[Region and label listings]
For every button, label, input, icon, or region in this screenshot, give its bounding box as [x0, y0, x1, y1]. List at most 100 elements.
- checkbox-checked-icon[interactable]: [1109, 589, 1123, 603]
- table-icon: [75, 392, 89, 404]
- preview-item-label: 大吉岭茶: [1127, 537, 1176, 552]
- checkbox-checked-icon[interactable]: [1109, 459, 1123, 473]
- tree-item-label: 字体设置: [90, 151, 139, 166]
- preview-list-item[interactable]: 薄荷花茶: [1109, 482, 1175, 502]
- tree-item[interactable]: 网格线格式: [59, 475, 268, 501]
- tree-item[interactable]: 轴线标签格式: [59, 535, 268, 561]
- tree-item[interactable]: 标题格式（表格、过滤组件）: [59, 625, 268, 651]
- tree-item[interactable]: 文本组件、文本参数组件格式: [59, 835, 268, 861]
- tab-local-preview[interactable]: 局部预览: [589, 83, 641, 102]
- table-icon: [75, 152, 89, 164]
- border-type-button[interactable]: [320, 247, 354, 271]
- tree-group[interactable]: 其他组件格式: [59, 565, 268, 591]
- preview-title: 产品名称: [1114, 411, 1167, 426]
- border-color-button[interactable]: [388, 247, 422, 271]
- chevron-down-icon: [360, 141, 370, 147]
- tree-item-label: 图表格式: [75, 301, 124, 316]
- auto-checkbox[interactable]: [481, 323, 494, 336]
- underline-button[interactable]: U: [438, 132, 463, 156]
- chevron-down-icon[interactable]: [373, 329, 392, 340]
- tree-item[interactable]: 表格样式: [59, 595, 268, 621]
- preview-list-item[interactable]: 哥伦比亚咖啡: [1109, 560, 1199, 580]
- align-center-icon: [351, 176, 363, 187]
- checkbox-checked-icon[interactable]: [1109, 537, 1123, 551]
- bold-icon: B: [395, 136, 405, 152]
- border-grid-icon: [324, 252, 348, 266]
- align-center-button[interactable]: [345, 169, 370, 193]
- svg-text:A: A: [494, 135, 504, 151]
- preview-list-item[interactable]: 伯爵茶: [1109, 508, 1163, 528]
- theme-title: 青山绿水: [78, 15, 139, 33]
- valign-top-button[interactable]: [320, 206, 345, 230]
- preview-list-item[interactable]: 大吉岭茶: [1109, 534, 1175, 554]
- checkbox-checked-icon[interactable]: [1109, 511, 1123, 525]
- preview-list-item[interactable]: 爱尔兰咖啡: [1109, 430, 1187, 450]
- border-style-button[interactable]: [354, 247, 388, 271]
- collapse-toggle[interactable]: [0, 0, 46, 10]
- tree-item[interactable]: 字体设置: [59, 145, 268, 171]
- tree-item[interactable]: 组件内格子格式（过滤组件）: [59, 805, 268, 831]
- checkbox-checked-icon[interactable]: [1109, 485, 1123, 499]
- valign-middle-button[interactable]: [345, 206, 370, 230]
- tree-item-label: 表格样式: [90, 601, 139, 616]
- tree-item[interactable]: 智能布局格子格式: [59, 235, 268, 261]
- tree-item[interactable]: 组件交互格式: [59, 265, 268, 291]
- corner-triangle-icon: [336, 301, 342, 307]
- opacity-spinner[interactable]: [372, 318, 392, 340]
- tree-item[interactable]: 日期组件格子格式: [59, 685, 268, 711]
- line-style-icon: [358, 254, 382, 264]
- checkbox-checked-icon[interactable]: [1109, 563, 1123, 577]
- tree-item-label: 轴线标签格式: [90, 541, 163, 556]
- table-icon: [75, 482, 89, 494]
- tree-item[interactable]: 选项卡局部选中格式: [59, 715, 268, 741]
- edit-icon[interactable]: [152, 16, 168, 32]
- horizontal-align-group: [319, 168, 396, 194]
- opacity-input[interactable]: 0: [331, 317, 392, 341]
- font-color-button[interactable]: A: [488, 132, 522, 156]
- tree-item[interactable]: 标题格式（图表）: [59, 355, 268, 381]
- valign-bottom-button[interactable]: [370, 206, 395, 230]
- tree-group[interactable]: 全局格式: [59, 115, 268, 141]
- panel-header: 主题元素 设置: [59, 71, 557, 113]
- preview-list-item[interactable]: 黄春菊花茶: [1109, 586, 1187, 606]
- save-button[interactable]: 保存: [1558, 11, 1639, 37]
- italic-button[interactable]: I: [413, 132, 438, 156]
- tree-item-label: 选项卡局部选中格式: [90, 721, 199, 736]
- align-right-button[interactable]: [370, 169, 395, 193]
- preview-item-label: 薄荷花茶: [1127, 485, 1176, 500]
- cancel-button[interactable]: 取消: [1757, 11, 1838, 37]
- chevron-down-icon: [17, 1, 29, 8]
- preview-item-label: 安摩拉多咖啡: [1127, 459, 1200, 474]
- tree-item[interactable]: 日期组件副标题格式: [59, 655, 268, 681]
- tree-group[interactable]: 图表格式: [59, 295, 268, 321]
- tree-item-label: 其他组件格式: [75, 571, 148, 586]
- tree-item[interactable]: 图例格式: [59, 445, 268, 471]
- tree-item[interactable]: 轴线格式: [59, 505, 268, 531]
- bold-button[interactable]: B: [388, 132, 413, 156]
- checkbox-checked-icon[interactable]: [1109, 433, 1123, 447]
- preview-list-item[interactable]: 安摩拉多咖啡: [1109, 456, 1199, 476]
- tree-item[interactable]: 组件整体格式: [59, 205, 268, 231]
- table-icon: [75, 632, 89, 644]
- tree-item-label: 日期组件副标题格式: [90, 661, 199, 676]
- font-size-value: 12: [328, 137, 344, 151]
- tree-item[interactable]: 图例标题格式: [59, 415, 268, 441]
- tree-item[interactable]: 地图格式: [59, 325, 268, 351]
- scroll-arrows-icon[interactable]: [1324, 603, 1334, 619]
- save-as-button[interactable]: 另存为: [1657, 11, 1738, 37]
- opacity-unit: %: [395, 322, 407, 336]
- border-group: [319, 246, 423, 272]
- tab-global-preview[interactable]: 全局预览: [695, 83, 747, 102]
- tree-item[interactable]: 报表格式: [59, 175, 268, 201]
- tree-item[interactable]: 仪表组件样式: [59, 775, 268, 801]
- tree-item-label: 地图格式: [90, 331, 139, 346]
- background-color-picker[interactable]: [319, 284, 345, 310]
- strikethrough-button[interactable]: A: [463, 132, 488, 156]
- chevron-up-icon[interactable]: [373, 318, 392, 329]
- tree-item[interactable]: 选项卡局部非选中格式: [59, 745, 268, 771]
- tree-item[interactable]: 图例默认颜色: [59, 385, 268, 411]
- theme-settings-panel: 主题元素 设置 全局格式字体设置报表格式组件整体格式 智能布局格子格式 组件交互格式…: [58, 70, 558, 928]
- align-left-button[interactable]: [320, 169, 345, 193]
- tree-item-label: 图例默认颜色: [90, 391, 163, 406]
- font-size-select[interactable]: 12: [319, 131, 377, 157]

**TASK DIRECTIONS:** Output every line of the entries above again, unchanged.

**SOLUTION FOR THIS TASK:**
For every button, label, input, icon, or region in this screenshot, give its bounding box as [x0, y0, x1, y1]. List at most 100 elements.
- checkbox-checked-icon[interactable]: [1109, 589, 1123, 603]
- table-icon: [75, 392, 89, 404]
- preview-item-label: 大吉岭茶: [1127, 537, 1176, 552]
- checkbox-checked-icon[interactable]: [1109, 459, 1123, 473]
- tree-item-label: 字体设置: [90, 151, 139, 166]
- preview-list-item[interactable]: 薄荷花茶: [1109, 482, 1175, 502]
- tree-item[interactable]: 网格线格式: [59, 475, 268, 501]
- tree-item[interactable]: 轴线标签格式: [59, 535, 268, 561]
- tree-item[interactable]: 标题格式（表格、过滤组件）: [59, 625, 268, 651]
- tree-item[interactable]: 文本组件、文本参数组件格式: [59, 835, 268, 861]
- tab-local-preview[interactable]: 局部预览: [589, 83, 641, 102]
- table-icon: [75, 152, 89, 164]
- border-type-button[interactable]: [320, 247, 354, 271]
- tree-group[interactable]: 其他组件格式: [59, 565, 268, 591]
- preview-title: 产品名称: [1114, 411, 1167, 426]
- border-color-button[interactable]: [388, 247, 422, 271]
- chevron-down-icon: [360, 141, 370, 147]
- tree-item-label: 图表格式: [75, 301, 124, 316]
- auto-checkbox[interactable]: [481, 323, 494, 336]
- underline-button[interactable]: U: [438, 132, 463, 156]
- chevron-down-icon[interactable]: [373, 329, 392, 340]
- tree-item[interactable]: 表格样式: [59, 595, 268, 621]
- preview-list-item[interactable]: 哥伦比亚咖啡: [1109, 560, 1199, 580]
- align-center-icon: [351, 176, 363, 187]
- checkbox-checked-icon[interactable]: [1109, 537, 1123, 551]
- bold-icon: B: [395, 136, 405, 152]
- border-grid-icon: [324, 252, 348, 266]
- align-center-button[interactable]: [345, 169, 370, 193]
- svg-text:A: A: [494, 135, 504, 151]
- preview-list-item[interactable]: 伯爵茶: [1109, 508, 1163, 528]
- theme-title: 青山绿水: [78, 15, 139, 33]
- valign-top-button[interactable]: [320, 206, 345, 230]
- preview-list-item[interactable]: 大吉岭茶: [1109, 534, 1175, 554]
- checkbox-checked-icon[interactable]: [1109, 511, 1123, 525]
- preview-list-item[interactable]: 爱尔兰咖啡: [1109, 430, 1187, 450]
- border-style-button[interactable]: [354, 247, 388, 271]
- collapse-toggle[interactable]: [0, 0, 46, 10]
- tree-item[interactable]: 字体设置: [59, 145, 268, 171]
- tree-item[interactable]: 组件内格子格式（过滤组件）: [59, 805, 268, 831]
- checkbox-checked-icon[interactable]: [1109, 485, 1123, 499]
- valign-middle-button[interactable]: [345, 206, 370, 230]
- tree-item-label: 表格样式: [90, 601, 139, 616]
- tree-item[interactable]: 智能布局格子格式: [59, 235, 268, 261]
- tree-item[interactable]: 组件交互格式: [59, 265, 268, 291]
- corner-triangle-icon: [336, 301, 342, 307]
- opacity-spinner[interactable]: [372, 318, 392, 340]
- tree-item[interactable]: 日期组件格子格式: [59, 685, 268, 711]
- line-style-icon: [358, 254, 382, 264]
- checkbox-checked-icon[interactable]: [1109, 563, 1123, 577]
- tree-item-label: 轴线标签格式: [90, 541, 163, 556]
- table-icon: [75, 482, 89, 494]
- tree-item[interactable]: 选项卡局部选中格式: [59, 715, 268, 741]
- edit-icon[interactable]: [152, 16, 168, 32]
- horizontal-align-group: [319, 168, 396, 194]
- opacity-input[interactable]: 0: [331, 317, 392, 341]
- font-color-button[interactable]: A: [488, 132, 522, 156]
- tree-item[interactable]: 标题格式（图表）: [59, 355, 268, 381]
- valign-bottom-button[interactable]: [370, 206, 395, 230]
- tree-group[interactable]: 全局格式: [59, 115, 268, 141]
- panel-header: 主题元素 设置: [59, 71, 557, 113]
- preview-list-item[interactable]: 黄春菊花茶: [1109, 586, 1187, 606]
- save-button[interactable]: 保存: [1558, 11, 1639, 37]
- italic-button[interactable]: I: [413, 132, 438, 156]
- tree-item-label: 选项卡局部选中格式: [90, 721, 199, 736]
- align-right-button[interactable]: [370, 169, 395, 193]
- preview-item-label: 薄荷花茶: [1127, 485, 1176, 500]
- cancel-button[interactable]: 取消: [1757, 11, 1838, 37]
- chevron-down-icon: [17, 1, 29, 8]
- preview-item-label: 安摩拉多咖啡: [1127, 459, 1200, 474]
- tree-item[interactable]: 日期组件副标题格式: [59, 655, 268, 681]
- tree-group[interactable]: 图表格式: [59, 295, 268, 321]
- tree-item-label: 其他组件格式: [75, 571, 148, 586]
- tree-item[interactable]: 图例格式: [59, 445, 268, 471]
- tree-item[interactable]: 轴线格式: [59, 505, 268, 531]
- bold-button[interactable]: B: [388, 132, 413, 156]
- checkbox-checked-icon[interactable]: [1109, 433, 1123, 447]
- preview-list-item[interactable]: 安摩拉多咖啡: [1109, 456, 1199, 476]
- tree-item[interactable]: 组件整体格式: [59, 205, 268, 231]
- table-icon: [75, 632, 89, 644]
- tree-item-label: 日期组件副标题格式: [90, 661, 199, 676]
- font-size-value: 12: [328, 137, 344, 151]
- tree-item[interactable]: 图例标题格式: [59, 415, 268, 441]
- tree-item[interactable]: 地图格式: [59, 325, 268, 351]
- scroll-arrows-icon[interactable]: [1324, 603, 1334, 619]
- save-as-button[interactable]: 另存为: [1657, 11, 1738, 37]
- opacity-unit: %: [395, 322, 407, 336]
- border-group: [319, 246, 423, 272]
- tab-global-preview[interactable]: 全局预览: [695, 83, 747, 102]
- tree-item[interactable]: 报表格式: [59, 175, 268, 201]
- tree-item[interactable]: 仪表组件样式: [59, 775, 268, 801]
- tree-item-label: 地图格式: [90, 331, 139, 346]
- background-color-picker[interactable]: [319, 284, 345, 310]
- strikethrough-button[interactable]: A: [463, 132, 488, 156]
- chevron-up-icon[interactable]: [373, 318, 392, 329]
- tree-item[interactable]: 选项卡局部非选中格式: [59, 745, 268, 771]
- tree-item[interactable]: 图例默认颜色: [59, 385, 268, 411]
- theme-settings-panel: 主题元素 设置 全局格式字体设置报表格式组件整体格式 智能布局格子格式 组件交互格式…: [58, 70, 558, 928]
- align-left-button[interactable]: [320, 169, 345, 193]
- tree-item-label: 图例默认颜色: [90, 391, 163, 406]
- font-size-select[interactable]: 12: [319, 131, 377, 157]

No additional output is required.